### Requirements
Skip the images and return the records below exactly.

### Supplied records
#####

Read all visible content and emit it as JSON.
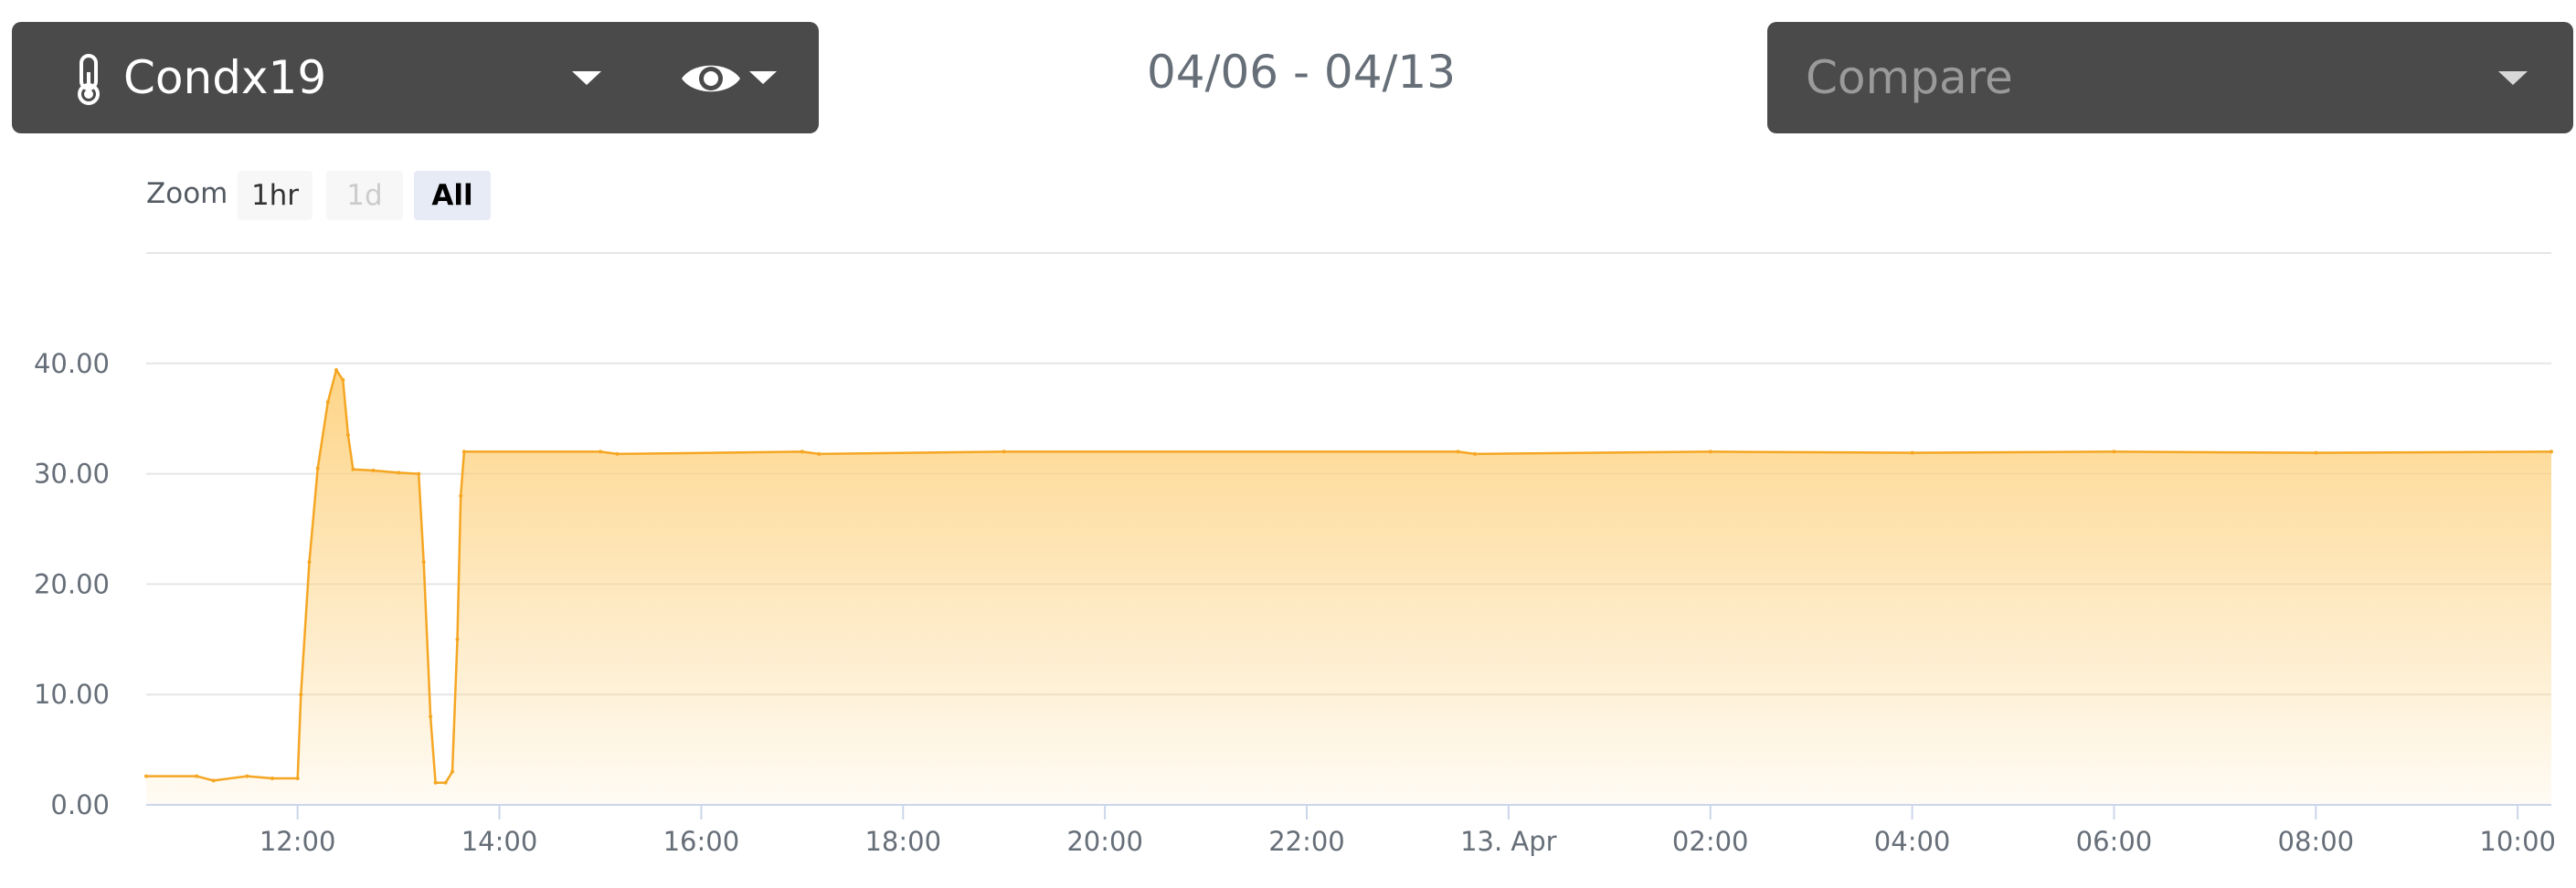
{
  "sensor": {
    "name": "Condx19",
    "icon": "thermometer-icon",
    "view_icon": "eye-icon"
  },
  "date_range": "04/06 - 04/13",
  "compare": {
    "placeholder": "Compare"
  },
  "zoom": {
    "label": "Zoom",
    "buttons": [
      "1hr",
      "1d",
      "All"
    ],
    "active": "All",
    "disabled": "1d"
  },
  "colors": {
    "panel": "#4a4a4a",
    "series": "#f5a623",
    "fill_top": "#fdd07a",
    "grid": "#e6e6e6"
  },
  "chart_data": {
    "type": "area",
    "title": "",
    "xlabel": "",
    "ylabel": "",
    "ylim": [
      0,
      50
    ],
    "yticks": [
      0,
      10,
      20,
      30,
      40
    ],
    "ytick_labels": [
      "0.00",
      "10.00",
      "20.00",
      "30.00",
      "40.00"
    ],
    "xlim": [
      "2023-04-12T10:30",
      "2023-04-13T10:20"
    ],
    "xtick_labels": [
      "12:00",
      "14:00",
      "16:00",
      "18:00",
      "20:00",
      "22:00",
      "13. Apr",
      "02:00",
      "04:00",
      "06:00",
      "08:00",
      "10:00"
    ],
    "xtick_times": [
      "2023-04-12T12:00",
      "2023-04-12T14:00",
      "2023-04-12T16:00",
      "2023-04-12T18:00",
      "2023-04-12T20:00",
      "2023-04-12T22:00",
      "2023-04-13T00:00",
      "2023-04-13T02:00",
      "2023-04-13T04:00",
      "2023-04-13T06:00",
      "2023-04-13T08:00",
      "2023-04-13T10:00"
    ],
    "grid": true,
    "series": [
      {
        "points": [
          [
            "2023-04-12T10:30",
            2.6
          ],
          [
            "2023-04-12T11:00",
            2.6
          ],
          [
            "2023-04-12T11:10",
            2.2
          ],
          [
            "2023-04-12T11:30",
            2.6
          ],
          [
            "2023-04-12T11:45",
            2.4
          ],
          [
            "2023-04-12T12:00",
            2.4
          ],
          [
            "2023-04-12T12:02",
            10.0
          ],
          [
            "2023-04-12T12:07",
            22.0
          ],
          [
            "2023-04-12T12:12",
            30.5
          ],
          [
            "2023-04-12T12:18",
            36.5
          ],
          [
            "2023-04-12T12:23",
            39.4
          ],
          [
            "2023-04-12T12:27",
            38.5
          ],
          [
            "2023-04-12T12:30",
            33.5
          ],
          [
            "2023-04-12T12:33",
            30.4
          ],
          [
            "2023-04-12T12:45",
            30.3
          ],
          [
            "2023-04-12T13:00",
            30.1
          ],
          [
            "2023-04-12T13:12",
            30.0
          ],
          [
            "2023-04-12T13:15",
            22.0
          ],
          [
            "2023-04-12T13:19",
            8.0
          ],
          [
            "2023-04-12T13:22",
            2.0
          ],
          [
            "2023-04-12T13:28",
            2.0
          ],
          [
            "2023-04-12T13:32",
            3.0
          ],
          [
            "2023-04-12T13:35",
            15.0
          ],
          [
            "2023-04-12T13:37",
            28.0
          ],
          [
            "2023-04-12T13:39",
            32.0
          ],
          [
            "2023-04-12T15:00",
            32.0
          ],
          [
            "2023-04-12T15:10",
            31.8
          ],
          [
            "2023-04-12T17:00",
            32.0
          ],
          [
            "2023-04-12T17:10",
            31.8
          ],
          [
            "2023-04-12T19:00",
            32.0
          ],
          [
            "2023-04-12T23:30",
            32.0
          ],
          [
            "2023-04-12T23:40",
            31.8
          ],
          [
            "2023-04-13T02:00",
            32.0
          ],
          [
            "2023-04-13T04:00",
            31.9
          ],
          [
            "2023-04-13T06:00",
            32.0
          ],
          [
            "2023-04-13T08:00",
            31.9
          ],
          [
            "2023-04-13T10:20",
            32.0
          ]
        ]
      }
    ]
  }
}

#####

### Answer for this exercise
Read all visible content and emit it as JSON.
{
  "sensor": {
    "name": "Condx19",
    "icon": "thermometer-icon",
    "view_icon": "eye-icon"
  },
  "date_range": "04/06 - 04/13",
  "compare": {
    "placeholder": "Compare"
  },
  "zoom": {
    "label": "Zoom",
    "buttons": [
      "1hr",
      "1d",
      "All"
    ],
    "active": "All",
    "disabled": "1d"
  },
  "colors": {
    "panel": "#4a4a4a",
    "series": "#f5a623",
    "fill_top": "#fdd07a",
    "grid": "#e6e6e6"
  },
  "chart_data": {
    "type": "area",
    "title": "",
    "xlabel": "",
    "ylabel": "",
    "ylim": [
      0,
      50
    ],
    "yticks": [
      0,
      10,
      20,
      30,
      40
    ],
    "ytick_labels": [
      "0.00",
      "10.00",
      "20.00",
      "30.00",
      "40.00"
    ],
    "xlim": [
      "2023-04-12T10:30",
      "2023-04-13T10:20"
    ],
    "xtick_labels": [
      "12:00",
      "14:00",
      "16:00",
      "18:00",
      "20:00",
      "22:00",
      "13. Apr",
      "02:00",
      "04:00",
      "06:00",
      "08:00",
      "10:00"
    ],
    "xtick_times": [
      "2023-04-12T12:00",
      "2023-04-12T14:00",
      "2023-04-12T16:00",
      "2023-04-12T18:00",
      "2023-04-12T20:00",
      "2023-04-12T22:00",
      "2023-04-13T00:00",
      "2023-04-13T02:00",
      "2023-04-13T04:00",
      "2023-04-13T06:00",
      "2023-04-13T08:00",
      "2023-04-13T10:00"
    ],
    "grid": true,
    "series": [
      {
        "points": [
          [
            "2023-04-12T10:30",
            2.6
          ],
          [
            "2023-04-12T11:00",
            2.6
          ],
          [
            "2023-04-12T11:10",
            2.2
          ],
          [
            "2023-04-12T11:30",
            2.6
          ],
          [
            "2023-04-12T11:45",
            2.4
          ],
          [
            "2023-04-12T12:00",
            2.4
          ],
          [
            "2023-04-12T12:02",
            10.0
          ],
          [
            "2023-04-12T12:07",
            22.0
          ],
          [
            "2023-04-12T12:12",
            30.5
          ],
          [
            "2023-04-12T12:18",
            36.5
          ],
          [
            "2023-04-12T12:23",
            39.4
          ],
          [
            "2023-04-12T12:27",
            38.5
          ],
          [
            "2023-04-12T12:30",
            33.5
          ],
          [
            "2023-04-12T12:33",
            30.4
          ],
          [
            "2023-04-12T12:45",
            30.3
          ],
          [
            "2023-04-12T13:00",
            30.1
          ],
          [
            "2023-04-12T13:12",
            30.0
          ],
          [
            "2023-04-12T13:15",
            22.0
          ],
          [
            "2023-04-12T13:19",
            8.0
          ],
          [
            "2023-04-12T13:22",
            2.0
          ],
          [
            "2023-04-12T13:28",
            2.0
          ],
          [
            "2023-04-12T13:32",
            3.0
          ],
          [
            "2023-04-12T13:35",
            15.0
          ],
          [
            "2023-04-12T13:37",
            28.0
          ],
          [
            "2023-04-12T13:39",
            32.0
          ],
          [
            "2023-04-12T15:00",
            32.0
          ],
          [
            "2023-04-12T15:10",
            31.8
          ],
          [
            "2023-04-12T17:00",
            32.0
          ],
          [
            "2023-04-12T17:10",
            31.8
          ],
          [
            "2023-04-12T19:00",
            32.0
          ],
          [
            "2023-04-12T23:30",
            32.0
          ],
          [
            "2023-04-12T23:40",
            31.8
          ],
          [
            "2023-04-13T02:00",
            32.0
          ],
          [
            "2023-04-13T04:00",
            31.9
          ],
          [
            "2023-04-13T06:00",
            32.0
          ],
          [
            "2023-04-13T08:00",
            31.9
          ],
          [
            "2023-04-13T10:20",
            32.0
          ]
        ]
      }
    ]
  }
}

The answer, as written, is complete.